• **Short task**
Copy all lines of the listing that include the string "未能达到预期的写作目的".

• **Stored records**
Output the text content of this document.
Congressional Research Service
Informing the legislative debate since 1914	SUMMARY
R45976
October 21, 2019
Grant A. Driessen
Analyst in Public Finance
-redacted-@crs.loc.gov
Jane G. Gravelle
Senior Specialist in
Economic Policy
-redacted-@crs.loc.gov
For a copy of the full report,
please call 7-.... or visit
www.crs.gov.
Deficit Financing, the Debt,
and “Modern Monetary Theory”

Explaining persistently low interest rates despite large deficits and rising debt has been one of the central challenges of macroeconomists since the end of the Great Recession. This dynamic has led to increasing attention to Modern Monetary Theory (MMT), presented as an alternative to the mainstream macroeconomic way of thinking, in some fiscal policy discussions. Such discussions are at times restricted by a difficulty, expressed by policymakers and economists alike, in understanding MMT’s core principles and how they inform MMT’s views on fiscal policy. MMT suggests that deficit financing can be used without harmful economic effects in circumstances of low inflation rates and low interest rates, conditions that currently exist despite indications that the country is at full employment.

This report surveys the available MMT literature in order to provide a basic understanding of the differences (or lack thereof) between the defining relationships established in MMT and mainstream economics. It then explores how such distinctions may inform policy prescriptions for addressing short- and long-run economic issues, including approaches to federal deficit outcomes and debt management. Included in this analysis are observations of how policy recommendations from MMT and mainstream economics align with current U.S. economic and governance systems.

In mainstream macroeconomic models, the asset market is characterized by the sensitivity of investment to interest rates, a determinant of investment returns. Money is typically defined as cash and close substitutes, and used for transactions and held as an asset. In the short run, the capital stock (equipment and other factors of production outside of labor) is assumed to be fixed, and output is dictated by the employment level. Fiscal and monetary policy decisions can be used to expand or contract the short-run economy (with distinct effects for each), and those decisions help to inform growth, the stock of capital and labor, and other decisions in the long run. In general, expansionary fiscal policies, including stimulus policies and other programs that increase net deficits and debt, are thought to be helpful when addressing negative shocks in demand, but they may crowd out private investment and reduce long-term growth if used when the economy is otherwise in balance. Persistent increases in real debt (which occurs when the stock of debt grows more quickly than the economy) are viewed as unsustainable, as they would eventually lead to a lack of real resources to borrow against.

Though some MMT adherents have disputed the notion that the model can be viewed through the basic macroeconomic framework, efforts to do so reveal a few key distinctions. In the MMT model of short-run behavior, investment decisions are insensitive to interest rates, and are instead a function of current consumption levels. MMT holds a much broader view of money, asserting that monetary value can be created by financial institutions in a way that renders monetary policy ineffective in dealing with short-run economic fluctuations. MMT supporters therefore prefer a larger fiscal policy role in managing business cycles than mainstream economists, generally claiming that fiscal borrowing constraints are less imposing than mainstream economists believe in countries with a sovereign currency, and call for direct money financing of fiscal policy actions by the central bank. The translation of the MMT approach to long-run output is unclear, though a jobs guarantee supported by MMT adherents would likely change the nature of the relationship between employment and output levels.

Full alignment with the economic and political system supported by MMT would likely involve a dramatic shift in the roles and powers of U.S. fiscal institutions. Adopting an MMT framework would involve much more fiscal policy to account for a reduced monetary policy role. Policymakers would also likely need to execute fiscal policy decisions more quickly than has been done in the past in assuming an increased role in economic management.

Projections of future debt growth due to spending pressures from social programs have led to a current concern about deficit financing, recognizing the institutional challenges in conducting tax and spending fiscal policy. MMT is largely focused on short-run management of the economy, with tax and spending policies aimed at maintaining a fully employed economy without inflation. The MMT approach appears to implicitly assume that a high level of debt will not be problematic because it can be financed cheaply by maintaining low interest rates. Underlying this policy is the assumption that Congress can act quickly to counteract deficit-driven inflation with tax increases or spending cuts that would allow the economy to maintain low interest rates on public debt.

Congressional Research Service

...

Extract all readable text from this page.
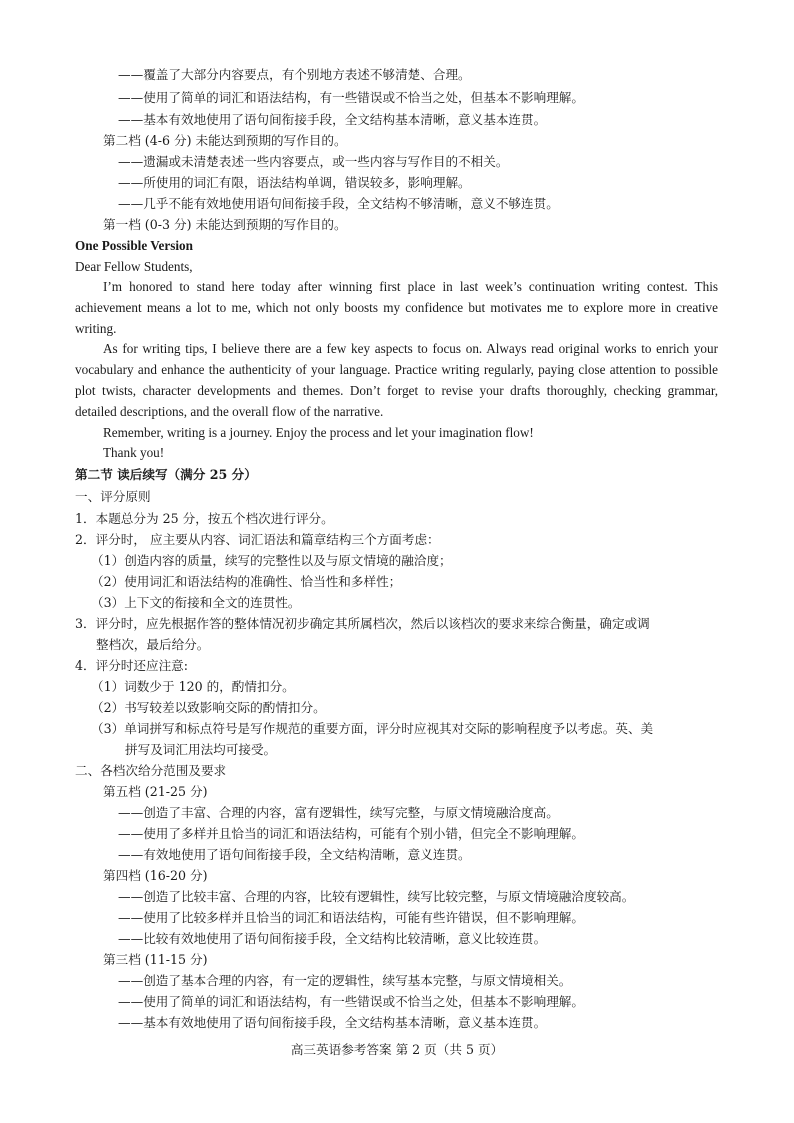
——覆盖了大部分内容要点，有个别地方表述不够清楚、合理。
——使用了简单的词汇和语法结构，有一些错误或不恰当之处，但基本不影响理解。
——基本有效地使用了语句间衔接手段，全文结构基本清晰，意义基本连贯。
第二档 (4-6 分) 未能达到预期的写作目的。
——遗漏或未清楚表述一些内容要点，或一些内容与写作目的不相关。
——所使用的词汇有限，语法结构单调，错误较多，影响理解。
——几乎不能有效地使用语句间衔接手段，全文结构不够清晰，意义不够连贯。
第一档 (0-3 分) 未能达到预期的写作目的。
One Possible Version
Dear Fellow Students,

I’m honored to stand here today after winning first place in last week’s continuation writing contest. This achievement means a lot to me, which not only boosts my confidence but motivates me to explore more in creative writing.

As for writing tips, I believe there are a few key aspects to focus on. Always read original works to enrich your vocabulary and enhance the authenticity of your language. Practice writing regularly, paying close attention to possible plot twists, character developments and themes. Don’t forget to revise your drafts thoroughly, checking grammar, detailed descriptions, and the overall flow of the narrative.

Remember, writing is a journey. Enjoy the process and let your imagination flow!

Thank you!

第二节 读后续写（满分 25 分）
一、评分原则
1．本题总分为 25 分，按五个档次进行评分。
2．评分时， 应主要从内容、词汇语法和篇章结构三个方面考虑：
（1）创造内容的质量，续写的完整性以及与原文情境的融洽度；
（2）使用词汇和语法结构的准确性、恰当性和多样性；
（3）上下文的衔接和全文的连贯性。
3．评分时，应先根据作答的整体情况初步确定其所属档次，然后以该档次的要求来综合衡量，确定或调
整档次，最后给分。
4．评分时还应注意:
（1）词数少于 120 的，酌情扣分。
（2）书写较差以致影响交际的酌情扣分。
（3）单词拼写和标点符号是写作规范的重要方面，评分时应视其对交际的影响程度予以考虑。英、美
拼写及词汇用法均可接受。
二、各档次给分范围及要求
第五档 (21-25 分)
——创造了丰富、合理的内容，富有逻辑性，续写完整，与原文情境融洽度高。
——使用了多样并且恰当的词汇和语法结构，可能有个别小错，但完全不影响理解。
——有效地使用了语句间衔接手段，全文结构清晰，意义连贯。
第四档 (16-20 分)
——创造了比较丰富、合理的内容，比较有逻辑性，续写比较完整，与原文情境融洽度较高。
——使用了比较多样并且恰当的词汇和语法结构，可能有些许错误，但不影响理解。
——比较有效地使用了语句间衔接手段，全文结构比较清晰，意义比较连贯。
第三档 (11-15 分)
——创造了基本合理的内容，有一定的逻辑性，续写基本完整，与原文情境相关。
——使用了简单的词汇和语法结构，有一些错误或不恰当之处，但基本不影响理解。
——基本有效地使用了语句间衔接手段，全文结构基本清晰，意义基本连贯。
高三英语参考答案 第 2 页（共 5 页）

• **Written solution**
第二档 (4-6 分) 未能达到预期的写作目的。
第一档 (0-3 分) 未能达到预期的写作目的。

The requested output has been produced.